**Set exercise:** Will you transcribe all the entries word for word, skipping the pictures they hold?

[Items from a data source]
────────
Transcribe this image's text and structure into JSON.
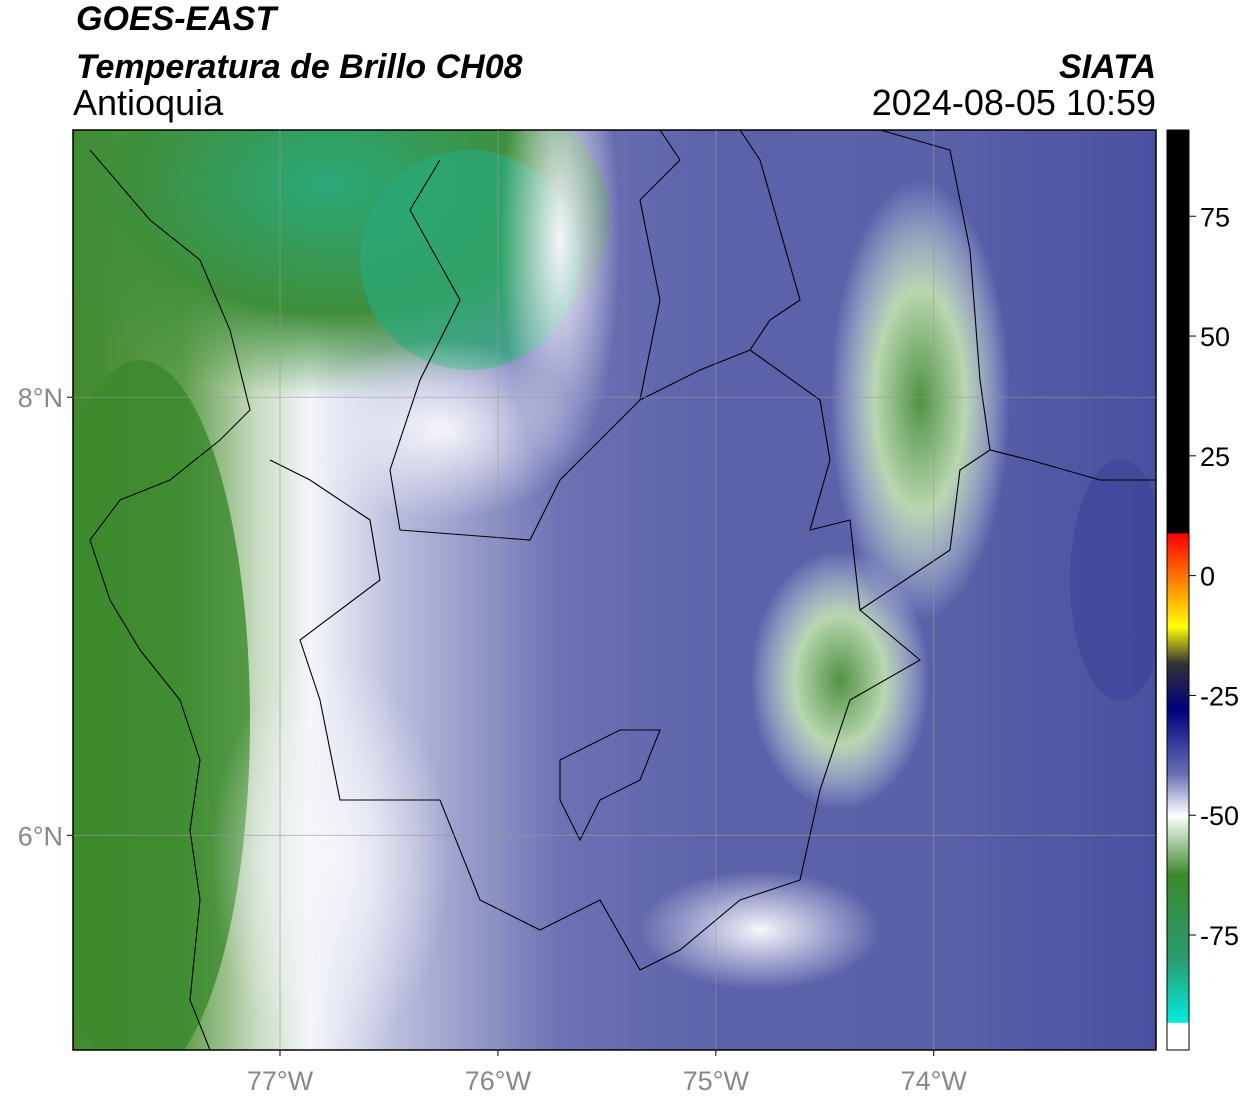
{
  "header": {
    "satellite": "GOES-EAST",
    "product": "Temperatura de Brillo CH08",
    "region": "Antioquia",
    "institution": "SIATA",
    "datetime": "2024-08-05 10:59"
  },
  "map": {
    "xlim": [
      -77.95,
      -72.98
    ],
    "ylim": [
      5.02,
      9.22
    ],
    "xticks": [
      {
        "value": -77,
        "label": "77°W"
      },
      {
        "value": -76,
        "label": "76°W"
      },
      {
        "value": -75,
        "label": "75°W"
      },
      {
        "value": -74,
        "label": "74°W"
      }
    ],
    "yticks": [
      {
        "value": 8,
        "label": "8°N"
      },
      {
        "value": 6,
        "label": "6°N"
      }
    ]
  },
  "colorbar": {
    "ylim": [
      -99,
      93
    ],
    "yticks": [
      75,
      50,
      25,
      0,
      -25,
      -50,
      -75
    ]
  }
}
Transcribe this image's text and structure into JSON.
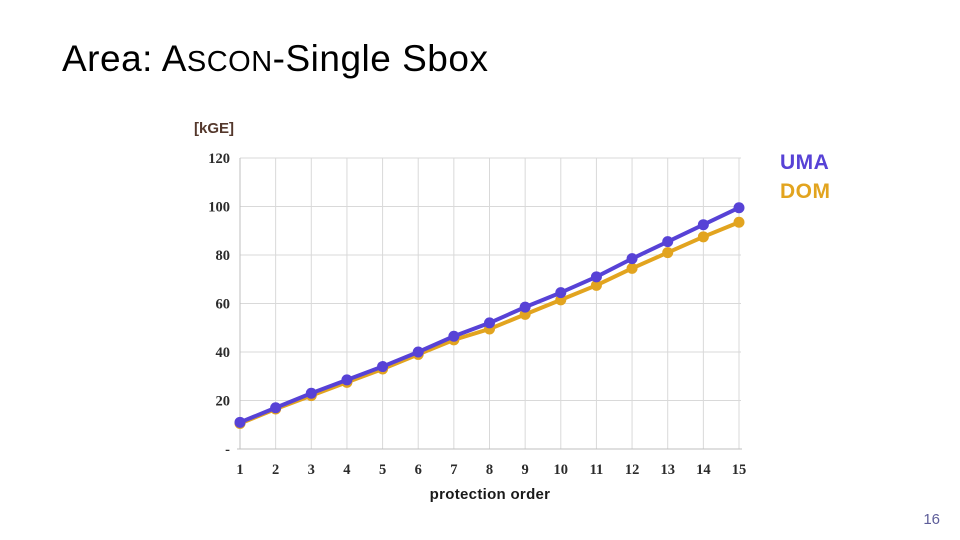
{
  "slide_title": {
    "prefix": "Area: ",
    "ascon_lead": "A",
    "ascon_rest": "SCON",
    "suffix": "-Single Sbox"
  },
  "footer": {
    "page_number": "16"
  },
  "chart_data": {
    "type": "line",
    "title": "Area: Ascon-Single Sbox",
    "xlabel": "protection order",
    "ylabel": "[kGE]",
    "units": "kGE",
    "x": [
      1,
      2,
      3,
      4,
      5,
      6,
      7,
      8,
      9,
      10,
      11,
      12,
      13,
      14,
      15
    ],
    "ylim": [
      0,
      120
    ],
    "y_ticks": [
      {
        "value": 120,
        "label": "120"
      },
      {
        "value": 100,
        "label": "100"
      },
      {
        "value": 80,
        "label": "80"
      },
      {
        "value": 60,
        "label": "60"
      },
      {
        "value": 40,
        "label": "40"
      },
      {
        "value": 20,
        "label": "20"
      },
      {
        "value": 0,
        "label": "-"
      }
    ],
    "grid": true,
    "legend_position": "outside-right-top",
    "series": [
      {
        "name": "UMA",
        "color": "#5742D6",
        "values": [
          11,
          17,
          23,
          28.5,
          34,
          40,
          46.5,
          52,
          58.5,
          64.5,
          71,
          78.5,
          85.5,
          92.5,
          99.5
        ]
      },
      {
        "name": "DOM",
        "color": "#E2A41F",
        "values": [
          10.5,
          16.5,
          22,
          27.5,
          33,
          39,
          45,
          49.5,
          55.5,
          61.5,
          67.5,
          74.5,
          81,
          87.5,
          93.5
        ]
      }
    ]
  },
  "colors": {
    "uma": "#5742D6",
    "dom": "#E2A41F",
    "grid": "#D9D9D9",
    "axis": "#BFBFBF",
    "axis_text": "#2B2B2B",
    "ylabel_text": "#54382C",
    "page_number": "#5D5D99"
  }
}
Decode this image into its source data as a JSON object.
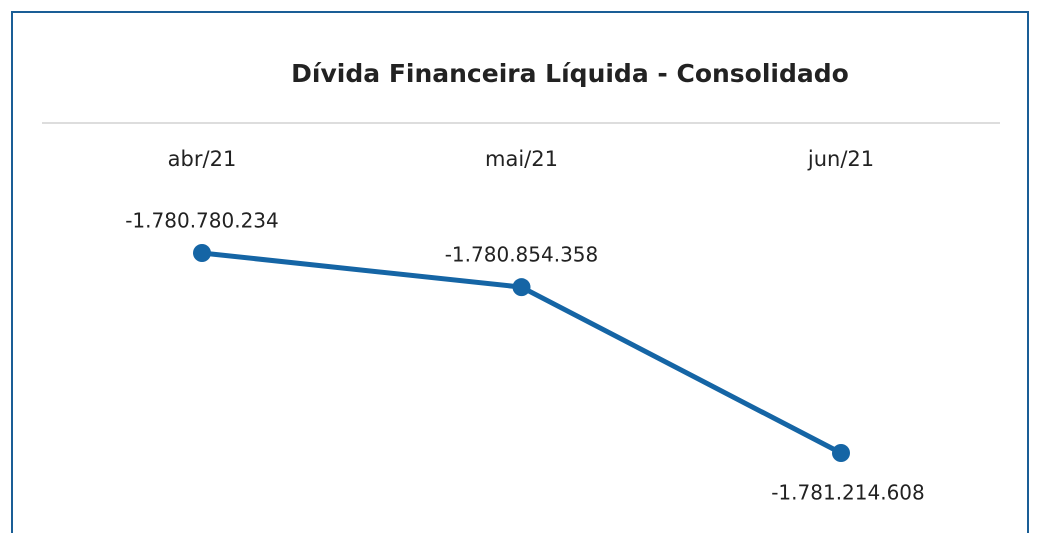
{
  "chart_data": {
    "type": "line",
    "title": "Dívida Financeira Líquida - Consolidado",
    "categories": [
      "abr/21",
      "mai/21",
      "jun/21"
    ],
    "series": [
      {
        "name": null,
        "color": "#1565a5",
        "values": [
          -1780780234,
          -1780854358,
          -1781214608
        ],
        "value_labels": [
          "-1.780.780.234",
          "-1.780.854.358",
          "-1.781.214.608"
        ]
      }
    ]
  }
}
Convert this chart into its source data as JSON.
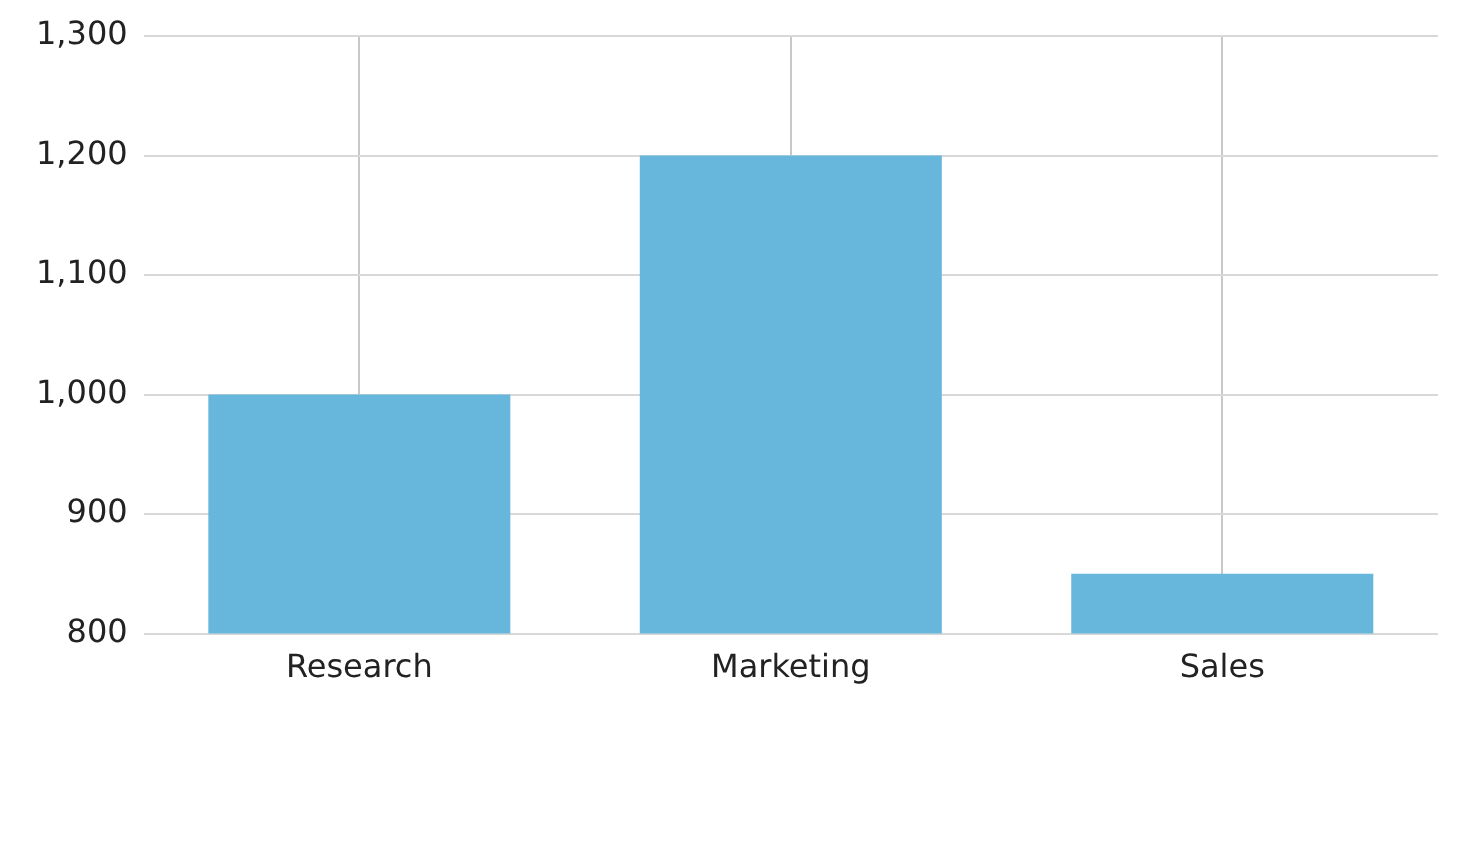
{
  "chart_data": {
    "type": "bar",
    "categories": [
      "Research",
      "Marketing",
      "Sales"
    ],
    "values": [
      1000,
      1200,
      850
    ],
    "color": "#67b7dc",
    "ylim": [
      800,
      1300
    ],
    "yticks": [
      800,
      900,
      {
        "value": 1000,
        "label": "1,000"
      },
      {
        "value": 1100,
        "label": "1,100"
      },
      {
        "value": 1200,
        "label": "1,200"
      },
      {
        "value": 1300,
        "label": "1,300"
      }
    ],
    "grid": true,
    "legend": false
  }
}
────────
**Result below:**
Transcribe this image's text and structure into JSON.
{
  "header": {
    "satellite": "GOES-EAST",
    "product": "Temperatura de Brillo CH08",
    "region": "Antioquia",
    "institution": "SIATA",
    "datetime": "2024-08-05 10:59"
  },
  "map": {
    "xlim": [
      -77.95,
      -72.98
    ],
    "ylim": [
      5.02,
      9.22
    ],
    "xticks": [
      {
        "value": -77,
        "label": "77°W"
      },
      {
        "value": -76,
        "label": "76°W"
      },
      {
        "value": -75,
        "label": "75°W"
      },
      {
        "value": -74,
        "label": "74°W"
      }
    ],
    "yticks": [
      {
        "value": 8,
        "label": "8°N"
      },
      {
        "value": 6,
        "label": "6°N"
      }
    ]
  },
  "colorbar": {
    "ylim": [
      -99,
      93
    ],
    "yticks": [
      75,
      50,
      25,
      0,
      -25,
      -50,
      -75
    ]
  }
}
Transcribe this image's text and structure into JSON.
{
  "slide_title": {
    "prefix": "Area: ",
    "ascon_lead": "A",
    "ascon_rest": "SCON",
    "suffix": "-Single Sbox"
  },
  "footer": {
    "page_number": "16"
  },
  "chart_data": {
    "type": "line",
    "title": "Area: Ascon-Single Sbox",
    "xlabel": "protection order",
    "ylabel": "[kGE]",
    "units": "kGE",
    "x": [
      1,
      2,
      3,
      4,
      5,
      6,
      7,
      8,
      9,
      10,
      11,
      12,
      13,
      14,
      15
    ],
    "ylim": [
      0,
      120
    ],
    "y_ticks": [
      {
        "value": 120,
        "label": "120"
      },
      {
        "value": 100,
        "label": "100"
      },
      {
        "value": 80,
        "label": "80"
      },
      {
        "value": 60,
        "label": "60"
      },
      {
        "value": 40,
        "label": "40"
      },
      {
        "value": 20,
        "label": "20"
      },
      {
        "value": 0,
        "label": "-"
      }
    ],
    "grid": true,
    "legend_position": "outside-right-top",
    "series": [
      {
        "name": "UMA",
        "color": "#5742D6",
        "values": [
          11,
          17,
          23,
          28.5,
          34,
          40,
          46.5,
          52,
          58.5,
          64.5,
          71,
          78.5,
          85.5,
          92.5,
          99.5
        ]
      },
      {
        "name": "DOM",
        "color": "#E2A41F",
        "values": [
          10.5,
          16.5,
          22,
          27.5,
          33,
          39,
          45,
          49.5,
          55.5,
          61.5,
          67.5,
          74.5,
          81,
          87.5,
          93.5
        ]
      }
    ]
  },
  "colors": {
    "uma": "#5742D6",
    "dom": "#E2A41F",
    "grid": "#D9D9D9",
    "axis": "#BFBFBF",
    "axis_text": "#2B2B2B",
    "ylabel_text": "#54382C",
    "page_number": "#5D5D99"
  }
}
Decode this image into its source data as a JSON object.
{
  "chart_data": {
    "type": "line",
    "title": "Dívida Financeira Líquida - Consolidado",
    "categories": [
      "abr/21",
      "mai/21",
      "jun/21"
    ],
    "series": [
      {
        "name": null,
        "color": "#1565a5",
        "values": [
          -1780780234,
          -1780854358,
          -1781214608
        ],
        "value_labels": [
          "-1.780.780.234",
          "-1.780.854.358",
          "-1.781.214.608"
        ]
      }
    ]
  }
}
Convert this chart into its source data as JSON.
{
  "chart_data": {
    "type": "bar",
    "categories": [
      "Research",
      "Marketing",
      "Sales"
    ],
    "values": [
      1000,
      1200,
      850
    ],
    "color": "#67b7dc",
    "ylim": [
      800,
      1300
    ],
    "yticks": [
      800,
      900,
      {
        "value": 1000,
        "label": "1,000"
      },
      {
        "value": 1100,
        "label": "1,100"
      },
      {
        "value": 1200,
        "label": "1,200"
      },
      {
        "value": 1300,
        "label": "1,300"
      }
    ],
    "grid": true,
    "legend": false
  }
}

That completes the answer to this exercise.